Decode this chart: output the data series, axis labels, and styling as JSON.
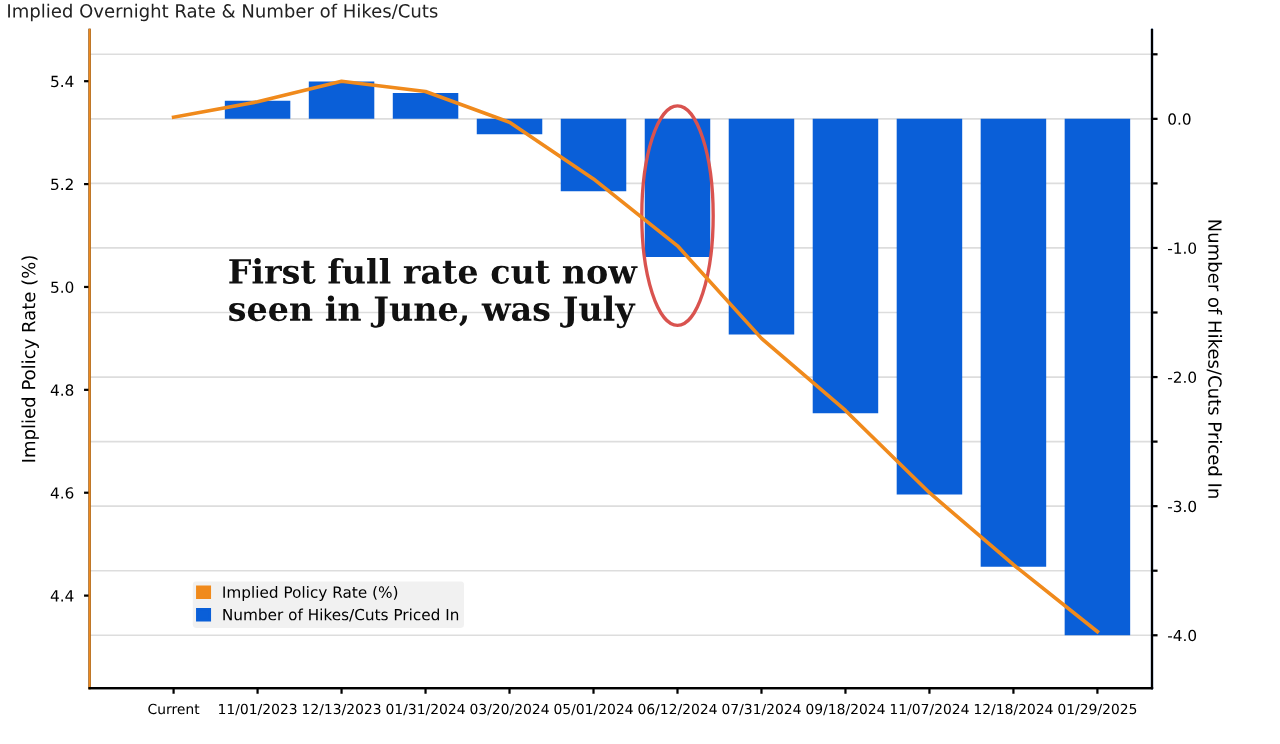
{
  "chart_data": {
    "type": "bar",
    "title": "Implied Overnight Rate & Number of Hikes/Cuts",
    "ylabel": "Implied Policy Rate (%)",
    "y2label": "Number of Hikes/Cuts Priced In",
    "categories": [
      "Current",
      "11/01/2023",
      "12/13/2023",
      "01/31/2024",
      "03/20/2024",
      "05/01/2024",
      "06/12/2024",
      "07/31/2024",
      "09/18/2024",
      "11/07/2024",
      "12/18/2024",
      "01/29/2025"
    ],
    "series": [
      {
        "name": "Implied Policy Rate (%)",
        "type": "line",
        "color": "#f08a1c",
        "values": [
          5.33,
          5.36,
          5.4,
          5.38,
          5.32,
          5.21,
          5.08,
          4.9,
          4.76,
          4.6,
          4.46,
          4.33
        ]
      },
      {
        "name": "Number of Hikes/Cuts Priced In",
        "axis": "y2",
        "color": "#0a5fd8",
        "values": [
          0.0,
          0.14,
          0.29,
          0.2,
          -0.12,
          -0.56,
          -1.07,
          -1.67,
          -2.28,
          -2.91,
          -3.47,
          -4.0
        ]
      }
    ],
    "ylim": [
      4.22,
      5.5
    ],
    "yticks": [
      4.4,
      4.6,
      4.8,
      {
        "value": 5,
        "label": "5.0"
      },
      5.2,
      5.4
    ],
    "y2lim": [
      -4.41,
      0.69
    ],
    "y2ticks": [
      {
        "value": 0.5,
        "label": null
      },
      {
        "value": 0,
        "label": "0.0"
      },
      {
        "value": -0.5,
        "label": null
      },
      {
        "value": -1,
        "label": "-1.0"
      },
      {
        "value": -1.5,
        "label": null
      },
      {
        "value": -2,
        "label": "-2.0"
      },
      {
        "value": -2.5,
        "label": null
      },
      {
        "value": -3,
        "label": "-3.0"
      },
      {
        "value": -3.5,
        "label": null
      },
      {
        "value": -4,
        "label": "-4.0"
      }
    ],
    "annotations": [
      "First full rate cut now seen in June, was July"
    ],
    "grid": true,
    "legend": "bottom left"
  }
}
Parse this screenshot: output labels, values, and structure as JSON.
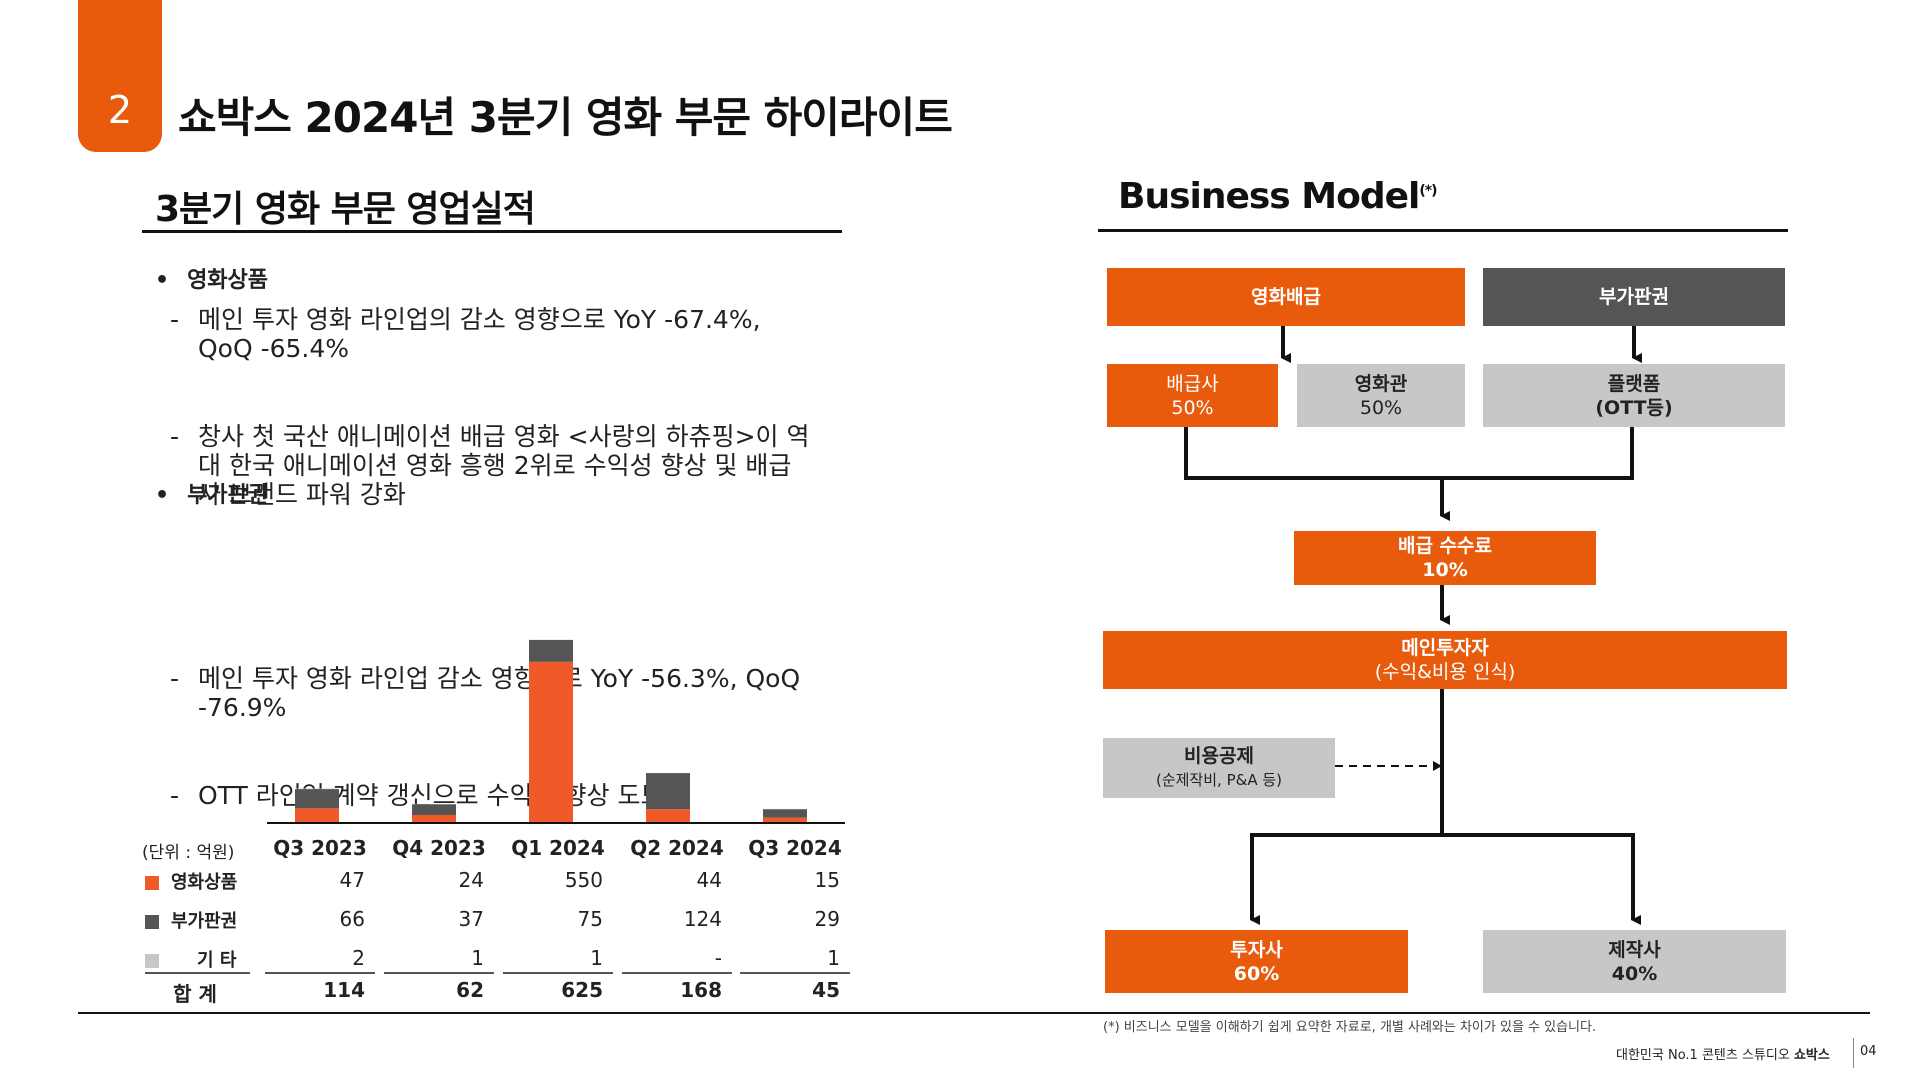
{
  "header": {
    "badge": "2",
    "title": "쇼박스 2024년 3분기 영화 부문 하이라이트"
  },
  "left": {
    "title": "3분기 영화 부문 영업실적",
    "bullets": [
      {
        "head": "영화상품",
        "items": [
          "메인 투자 영화 라인업의 감소 영향으로 YoY -67.4%, QoQ -65.4%",
          "창사 첫 국산 애니메이션 배급 영화 <사랑의 하츄핑>이 역대 한국 애니메이션 영화 흥행 2위로 수익성 향상 및 배급사 브랜드 파워 강화"
        ]
      },
      {
        "head": "부가판권",
        "items": [
          "메인 투자 영화 라인업 감소 영향으로 YoY -56.3%, QoQ -76.9%",
          "OTT 라인업 계약 갱신으로 수익성 향상 도모"
        ]
      }
    ]
  },
  "chart_data": {
    "type": "bar",
    "stacked": true,
    "unit_label": "(단위 : 억원)",
    "categories": [
      "Q3 2023",
      "Q4 2023",
      "Q1 2024",
      "Q2 2024",
      "Q3 2024"
    ],
    "series": [
      {
        "name": "영화상품",
        "color": "#f05a28",
        "values": [
          47,
          24,
          550,
          44,
          15
        ],
        "labels": [
          "47",
          "24",
          "550",
          "44",
          "15"
        ]
      },
      {
        "name": "부가판권",
        "color": "#555555",
        "values": [
          66,
          37,
          75,
          124,
          29
        ],
        "labels": [
          "66",
          "37",
          "75",
          "124",
          "29"
        ]
      },
      {
        "name": "기 타",
        "color": "#c7c7c7",
        "values": [
          2,
          1,
          1,
          0,
          1
        ],
        "labels": [
          "2",
          "1",
          "1",
          "-",
          "1"
        ]
      }
    ],
    "totals_label": "합 계",
    "totals": [
      "114",
      "62",
      "625",
      "168",
      "45"
    ],
    "ylim": [
      0,
      625
    ]
  },
  "right": {
    "title": "Business Model",
    "title_note": "(*)",
    "boxes": {
      "distribution": "영화배급",
      "ancillary": "부가판권",
      "distributor": {
        "line1": "배급사",
        "line2": "50%"
      },
      "theater": {
        "line1": "영화관",
        "line2": "50%"
      },
      "platform": {
        "line1": "플랫폼",
        "line2": "(OTT등)"
      },
      "fee": {
        "line1": "배급 수수료",
        "line2": "10%"
      },
      "main_investor": {
        "line1": "메인투자자",
        "line2": "(수익&비용 인식)"
      },
      "cost": {
        "line1": "비용공제",
        "line2": "(순제작비, P&A 등)"
      },
      "investor": {
        "line1": "투자사",
        "line2": "60%"
      },
      "producer": {
        "line1": "제작사",
        "line2": "40%"
      }
    },
    "footnote": "(*) 비즈니스 모델을 이해하기 쉽게 요약한 자료로, 개별 사례와는 차이가 있을 수 있습니다."
  },
  "footer": {
    "tagline": "대한민국 No.1 콘텐츠 스튜디오",
    "brand": "쇼박스",
    "page": "04"
  }
}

========

- [DIRECTIVE] Write out all the entries exactly, except for the pictures.

- [TASK ANSWER]
Decode this chart: output the data series, axis labels, and styling as JSON.
{
  "chart_data": {
    "type": "bar",
    "title": "Implied Overnight Rate & Number of Hikes/Cuts",
    "ylabel": "Implied Policy Rate (%)",
    "y2label": "Number of Hikes/Cuts Priced In",
    "categories": [
      "Current",
      "11/01/2023",
      "12/13/2023",
      "01/31/2024",
      "03/20/2024",
      "05/01/2024",
      "06/12/2024",
      "07/31/2024",
      "09/18/2024",
      "11/07/2024",
      "12/18/2024",
      "01/29/2025"
    ],
    "series": [
      {
        "name": "Implied Policy Rate (%)",
        "type": "line",
        "color": "#f08a1c",
        "values": [
          5.33,
          5.36,
          5.4,
          5.38,
          5.32,
          5.21,
          5.08,
          4.9,
          4.76,
          4.6,
          4.46,
          4.33
        ]
      },
      {
        "name": "Number of Hikes/Cuts Priced In",
        "axis": "y2",
        "color": "#0a5fd8",
        "values": [
          0.0,
          0.14,
          0.29,
          0.2,
          -0.12,
          -0.56,
          -1.07,
          -1.67,
          -2.28,
          -2.91,
          -3.47,
          -4.0
        ]
      }
    ],
    "ylim": [
      4.22,
      5.5
    ],
    "yticks": [
      4.4,
      4.6,
      4.8,
      {
        "value": 5,
        "label": "5.0"
      },
      5.2,
      5.4
    ],
    "y2lim": [
      -4.41,
      0.69
    ],
    "y2ticks": [
      {
        "value": 0.5,
        "label": null
      },
      {
        "value": 0,
        "label": "0.0"
      },
      {
        "value": -0.5,
        "label": null
      },
      {
        "value": -1,
        "label": "-1.0"
      },
      {
        "value": -1.5,
        "label": null
      },
      {
        "value": -2,
        "label": "-2.0"
      },
      {
        "value": -2.5,
        "label": null
      },
      {
        "value": -3,
        "label": "-3.0"
      },
      {
        "value": -3.5,
        "label": null
      },
      {
        "value": -4,
        "label": "-4.0"
      }
    ],
    "annotations": [
      "First full rate cut now seen in June, was July"
    ],
    "grid": true,
    "legend": "bottom left"
  }
}
Parse this screenshot: output labels, values, and structure as JSON.
{
  "header": {
    "badge": "2",
    "title": "쇼박스 2024년 3분기 영화 부문 하이라이트"
  },
  "left": {
    "title": "3분기 영화 부문 영업실적",
    "bullets": [
      {
        "head": "영화상품",
        "items": [
          "메인 투자 영화 라인업의 감소 영향으로 YoY -67.4%, QoQ -65.4%",
          "창사 첫 국산 애니메이션 배급 영화 <사랑의 하츄핑>이 역대 한국 애니메이션 영화 흥행 2위로 수익성 향상 및 배급사 브랜드 파워 강화"
        ]
      },
      {
        "head": "부가판권",
        "items": [
          "메인 투자 영화 라인업 감소 영향으로 YoY -56.3%, QoQ -76.9%",
          "OTT 라인업 계약 갱신으로 수익성 향상 도모"
        ]
      }
    ]
  },
  "chart_data": {
    "type": "bar",
    "stacked": true,
    "unit_label": "(단위 : 억원)",
    "categories": [
      "Q3 2023",
      "Q4 2023",
      "Q1 2024",
      "Q2 2024",
      "Q3 2024"
    ],
    "series": [
      {
        "name": "영화상품",
        "color": "#f05a28",
        "values": [
          47,
          24,
          550,
          44,
          15
        ],
        "labels": [
          "47",
          "24",
          "550",
          "44",
          "15"
        ]
      },
      {
        "name": "부가판권",
        "color": "#555555",
        "values": [
          66,
          37,
          75,
          124,
          29
        ],
        "labels": [
          "66",
          "37",
          "75",
          "124",
          "29"
        ]
      },
      {
        "name": "기 타",
        "color": "#c7c7c7",
        "values": [
          2,
          1,
          1,
          0,
          1
        ],
        "labels": [
          "2",
          "1",
          "1",
          "-",
          "1"
        ]
      }
    ],
    "totals_label": "합 계",
    "totals": [
      "114",
      "62",
      "625",
      "168",
      "45"
    ],
    "ylim": [
      0,
      625
    ]
  },
  "right": {
    "title": "Business Model",
    "title_note": "(*)",
    "boxes": {
      "distribution": "영화배급",
      "ancillary": "부가판권",
      "distributor": {
        "line1": "배급사",
        "line2": "50%"
      },
      "theater": {
        "line1": "영화관",
        "line2": "50%"
      },
      "platform": {
        "line1": "플랫폼",
        "line2": "(OTT등)"
      },
      "fee": {
        "line1": "배급 수수료",
        "line2": "10%"
      },
      "main_investor": {
        "line1": "메인투자자",
        "line2": "(수익&비용 인식)"
      },
      "cost": {
        "line1": "비용공제",
        "line2": "(순제작비, P&A 등)"
      },
      "investor": {
        "line1": "투자사",
        "line2": "60%"
      },
      "producer": {
        "line1": "제작사",
        "line2": "40%"
      }
    },
    "footnote": "(*) 비즈니스 모델을 이해하기 쉽게 요약한 자료로, 개별 사례와는 차이가 있을 수 있습니다."
  },
  "footer": {
    "tagline": "대한민국 No.1 콘텐츠 스튜디오",
    "brand": "쇼박스",
    "page": "04"
  }
}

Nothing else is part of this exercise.